(Data entries)
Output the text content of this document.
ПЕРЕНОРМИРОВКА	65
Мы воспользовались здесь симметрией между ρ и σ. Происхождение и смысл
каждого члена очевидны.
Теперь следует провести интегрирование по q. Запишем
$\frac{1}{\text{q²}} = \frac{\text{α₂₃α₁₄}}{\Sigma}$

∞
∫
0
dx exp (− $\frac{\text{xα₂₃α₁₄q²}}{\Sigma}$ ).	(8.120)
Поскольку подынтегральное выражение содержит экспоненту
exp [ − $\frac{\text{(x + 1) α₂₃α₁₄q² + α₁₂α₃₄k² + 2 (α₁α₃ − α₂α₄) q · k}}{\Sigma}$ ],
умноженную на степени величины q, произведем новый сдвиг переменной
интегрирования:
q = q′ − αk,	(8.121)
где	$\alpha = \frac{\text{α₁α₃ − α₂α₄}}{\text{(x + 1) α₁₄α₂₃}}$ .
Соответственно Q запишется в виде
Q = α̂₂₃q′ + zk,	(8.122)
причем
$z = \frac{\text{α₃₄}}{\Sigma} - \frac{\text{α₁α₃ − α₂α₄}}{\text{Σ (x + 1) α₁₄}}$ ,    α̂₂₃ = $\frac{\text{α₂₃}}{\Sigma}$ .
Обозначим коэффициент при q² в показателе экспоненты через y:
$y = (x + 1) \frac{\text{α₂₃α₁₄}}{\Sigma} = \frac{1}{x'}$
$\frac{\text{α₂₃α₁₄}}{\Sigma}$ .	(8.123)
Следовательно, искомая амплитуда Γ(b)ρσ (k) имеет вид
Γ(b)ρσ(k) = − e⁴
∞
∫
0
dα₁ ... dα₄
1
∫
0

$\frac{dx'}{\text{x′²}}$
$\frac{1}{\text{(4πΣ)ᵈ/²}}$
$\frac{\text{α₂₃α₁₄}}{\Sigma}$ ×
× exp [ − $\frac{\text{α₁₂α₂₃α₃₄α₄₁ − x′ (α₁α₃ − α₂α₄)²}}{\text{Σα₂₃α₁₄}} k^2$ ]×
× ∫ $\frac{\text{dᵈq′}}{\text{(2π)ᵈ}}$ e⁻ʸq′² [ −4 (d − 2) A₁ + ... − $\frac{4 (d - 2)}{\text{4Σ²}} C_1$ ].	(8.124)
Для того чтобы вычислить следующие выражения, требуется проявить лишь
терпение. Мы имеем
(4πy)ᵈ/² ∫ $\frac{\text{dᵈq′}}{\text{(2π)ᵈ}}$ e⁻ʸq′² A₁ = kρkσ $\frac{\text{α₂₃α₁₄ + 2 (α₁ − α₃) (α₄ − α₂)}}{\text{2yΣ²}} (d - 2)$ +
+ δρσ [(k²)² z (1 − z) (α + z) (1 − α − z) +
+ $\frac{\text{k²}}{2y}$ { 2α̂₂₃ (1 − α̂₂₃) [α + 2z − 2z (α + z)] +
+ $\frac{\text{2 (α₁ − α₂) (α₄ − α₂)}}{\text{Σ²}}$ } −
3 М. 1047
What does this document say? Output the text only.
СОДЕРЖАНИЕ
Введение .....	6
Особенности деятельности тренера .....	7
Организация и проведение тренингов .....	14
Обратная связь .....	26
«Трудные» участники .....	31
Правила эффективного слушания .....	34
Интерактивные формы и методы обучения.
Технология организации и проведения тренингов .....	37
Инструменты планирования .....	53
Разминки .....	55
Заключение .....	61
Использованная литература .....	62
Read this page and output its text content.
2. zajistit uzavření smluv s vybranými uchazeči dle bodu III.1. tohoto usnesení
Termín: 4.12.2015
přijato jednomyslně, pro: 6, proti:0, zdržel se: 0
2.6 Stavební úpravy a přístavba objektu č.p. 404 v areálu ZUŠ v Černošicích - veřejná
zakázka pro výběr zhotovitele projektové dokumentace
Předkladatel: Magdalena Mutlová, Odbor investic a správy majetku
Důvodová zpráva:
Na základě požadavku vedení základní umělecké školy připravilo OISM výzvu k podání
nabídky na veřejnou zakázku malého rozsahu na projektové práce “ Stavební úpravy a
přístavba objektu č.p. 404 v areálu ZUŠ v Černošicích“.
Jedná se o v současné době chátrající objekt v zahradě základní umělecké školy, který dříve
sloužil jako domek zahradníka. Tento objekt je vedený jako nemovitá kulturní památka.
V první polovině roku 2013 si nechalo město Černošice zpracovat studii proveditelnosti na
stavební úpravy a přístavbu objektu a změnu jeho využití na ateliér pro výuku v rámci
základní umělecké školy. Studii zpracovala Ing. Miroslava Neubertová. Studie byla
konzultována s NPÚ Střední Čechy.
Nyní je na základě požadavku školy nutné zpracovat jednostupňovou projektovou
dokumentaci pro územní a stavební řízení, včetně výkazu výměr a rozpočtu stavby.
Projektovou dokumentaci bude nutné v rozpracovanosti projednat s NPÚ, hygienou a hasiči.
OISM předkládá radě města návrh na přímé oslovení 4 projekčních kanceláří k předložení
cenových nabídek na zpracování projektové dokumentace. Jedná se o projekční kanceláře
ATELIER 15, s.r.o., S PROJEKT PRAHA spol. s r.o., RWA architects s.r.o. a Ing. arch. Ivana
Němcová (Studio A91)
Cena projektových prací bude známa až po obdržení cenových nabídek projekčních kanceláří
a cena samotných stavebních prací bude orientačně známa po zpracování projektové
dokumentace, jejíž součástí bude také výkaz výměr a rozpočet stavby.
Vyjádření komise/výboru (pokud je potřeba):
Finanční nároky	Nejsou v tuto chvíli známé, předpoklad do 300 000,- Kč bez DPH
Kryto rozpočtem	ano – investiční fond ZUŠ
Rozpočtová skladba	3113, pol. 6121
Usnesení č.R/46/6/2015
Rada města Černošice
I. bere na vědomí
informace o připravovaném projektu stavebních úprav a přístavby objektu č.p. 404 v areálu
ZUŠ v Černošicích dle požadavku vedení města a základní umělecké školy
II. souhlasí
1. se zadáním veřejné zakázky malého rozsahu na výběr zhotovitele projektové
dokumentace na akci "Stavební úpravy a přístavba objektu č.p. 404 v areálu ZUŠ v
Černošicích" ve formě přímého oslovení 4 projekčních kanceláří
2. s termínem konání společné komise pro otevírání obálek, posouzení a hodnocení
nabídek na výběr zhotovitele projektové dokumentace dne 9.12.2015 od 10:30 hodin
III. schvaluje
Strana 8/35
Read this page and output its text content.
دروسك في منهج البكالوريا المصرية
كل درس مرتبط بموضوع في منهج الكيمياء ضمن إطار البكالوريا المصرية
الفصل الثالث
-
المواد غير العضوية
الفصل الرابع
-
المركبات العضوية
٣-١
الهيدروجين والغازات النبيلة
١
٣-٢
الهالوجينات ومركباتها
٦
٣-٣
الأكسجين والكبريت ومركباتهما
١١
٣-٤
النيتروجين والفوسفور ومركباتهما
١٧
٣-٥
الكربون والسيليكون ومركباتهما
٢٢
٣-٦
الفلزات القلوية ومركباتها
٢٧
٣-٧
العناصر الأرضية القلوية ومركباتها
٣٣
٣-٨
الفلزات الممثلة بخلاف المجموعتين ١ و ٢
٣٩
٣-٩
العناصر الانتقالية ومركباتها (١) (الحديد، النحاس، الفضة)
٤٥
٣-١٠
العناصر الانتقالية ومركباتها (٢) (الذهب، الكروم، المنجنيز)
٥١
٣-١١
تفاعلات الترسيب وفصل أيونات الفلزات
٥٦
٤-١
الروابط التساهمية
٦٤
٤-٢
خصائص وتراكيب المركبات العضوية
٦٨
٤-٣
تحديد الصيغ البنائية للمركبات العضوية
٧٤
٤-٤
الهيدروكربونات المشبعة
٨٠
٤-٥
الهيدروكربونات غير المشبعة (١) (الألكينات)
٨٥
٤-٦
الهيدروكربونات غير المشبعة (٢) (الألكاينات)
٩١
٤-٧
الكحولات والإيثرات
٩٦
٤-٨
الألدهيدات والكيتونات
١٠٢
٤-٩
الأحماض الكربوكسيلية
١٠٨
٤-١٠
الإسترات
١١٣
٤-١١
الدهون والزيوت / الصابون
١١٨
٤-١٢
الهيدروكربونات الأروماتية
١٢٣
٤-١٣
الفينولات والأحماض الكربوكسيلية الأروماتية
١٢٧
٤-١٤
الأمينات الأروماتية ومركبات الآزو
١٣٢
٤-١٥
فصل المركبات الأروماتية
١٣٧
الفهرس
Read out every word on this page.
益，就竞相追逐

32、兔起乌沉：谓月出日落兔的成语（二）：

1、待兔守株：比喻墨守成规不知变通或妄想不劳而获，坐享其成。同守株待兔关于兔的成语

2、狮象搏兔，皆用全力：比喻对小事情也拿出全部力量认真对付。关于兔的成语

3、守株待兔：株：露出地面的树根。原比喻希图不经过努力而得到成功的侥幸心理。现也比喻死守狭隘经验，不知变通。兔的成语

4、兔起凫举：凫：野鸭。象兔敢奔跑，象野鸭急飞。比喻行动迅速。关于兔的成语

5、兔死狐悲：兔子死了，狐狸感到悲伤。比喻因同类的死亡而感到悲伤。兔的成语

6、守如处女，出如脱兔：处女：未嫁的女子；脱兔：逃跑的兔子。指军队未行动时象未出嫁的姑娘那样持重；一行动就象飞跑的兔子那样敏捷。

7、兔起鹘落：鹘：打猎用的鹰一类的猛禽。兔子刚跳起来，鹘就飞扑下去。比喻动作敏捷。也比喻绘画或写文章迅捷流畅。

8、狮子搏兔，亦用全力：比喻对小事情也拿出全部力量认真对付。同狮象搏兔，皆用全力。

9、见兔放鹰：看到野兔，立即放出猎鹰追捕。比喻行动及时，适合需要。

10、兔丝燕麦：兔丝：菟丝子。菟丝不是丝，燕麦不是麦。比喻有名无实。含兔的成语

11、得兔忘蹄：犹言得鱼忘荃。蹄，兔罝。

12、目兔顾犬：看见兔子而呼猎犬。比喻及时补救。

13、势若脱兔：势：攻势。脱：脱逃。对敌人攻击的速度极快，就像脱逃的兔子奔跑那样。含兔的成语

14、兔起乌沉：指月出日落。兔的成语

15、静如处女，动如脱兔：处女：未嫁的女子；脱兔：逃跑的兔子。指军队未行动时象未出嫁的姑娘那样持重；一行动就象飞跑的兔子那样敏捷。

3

• Instructions for the task
Find the word "منهج" in the data and show each line that holds it.

• Response for this exercise
دروسك في منهج البكالوريا المصرية
كل درس مرتبط بموضوع في منهج الكيمياء ضمن إطار البكالوريا المصرية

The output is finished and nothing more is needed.